[Dataset records]
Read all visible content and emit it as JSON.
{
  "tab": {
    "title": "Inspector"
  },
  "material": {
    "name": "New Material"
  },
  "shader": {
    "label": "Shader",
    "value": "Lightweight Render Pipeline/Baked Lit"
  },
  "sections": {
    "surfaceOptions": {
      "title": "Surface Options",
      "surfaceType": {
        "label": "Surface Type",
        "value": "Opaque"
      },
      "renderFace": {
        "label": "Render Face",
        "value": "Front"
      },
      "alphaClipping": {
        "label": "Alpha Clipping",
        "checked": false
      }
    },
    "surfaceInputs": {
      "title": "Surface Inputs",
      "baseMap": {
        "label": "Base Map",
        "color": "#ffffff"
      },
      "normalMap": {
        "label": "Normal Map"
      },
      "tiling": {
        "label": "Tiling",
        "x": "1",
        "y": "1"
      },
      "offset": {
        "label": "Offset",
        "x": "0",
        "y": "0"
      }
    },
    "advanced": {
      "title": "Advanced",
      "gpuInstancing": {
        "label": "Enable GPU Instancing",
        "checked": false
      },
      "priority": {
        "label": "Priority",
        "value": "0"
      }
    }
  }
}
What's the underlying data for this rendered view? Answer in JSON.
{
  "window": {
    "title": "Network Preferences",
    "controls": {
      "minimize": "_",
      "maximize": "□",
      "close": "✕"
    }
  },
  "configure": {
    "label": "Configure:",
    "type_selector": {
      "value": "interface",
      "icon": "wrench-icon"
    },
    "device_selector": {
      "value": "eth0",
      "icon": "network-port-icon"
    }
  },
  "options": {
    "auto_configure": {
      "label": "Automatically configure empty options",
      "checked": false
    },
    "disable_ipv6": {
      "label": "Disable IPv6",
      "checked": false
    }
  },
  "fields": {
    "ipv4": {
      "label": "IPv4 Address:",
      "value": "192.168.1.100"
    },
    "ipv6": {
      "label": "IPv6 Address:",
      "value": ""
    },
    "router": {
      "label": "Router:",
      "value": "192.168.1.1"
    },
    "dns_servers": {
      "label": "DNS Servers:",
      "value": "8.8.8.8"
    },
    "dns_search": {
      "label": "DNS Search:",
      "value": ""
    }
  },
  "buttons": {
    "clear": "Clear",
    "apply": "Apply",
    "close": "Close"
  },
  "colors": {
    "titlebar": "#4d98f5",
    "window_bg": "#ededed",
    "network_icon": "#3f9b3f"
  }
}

WHAT TO DO: State the number of lines in this listing that contain the string "Address", and add nothing else.

COMPLETE RESPONSE: 2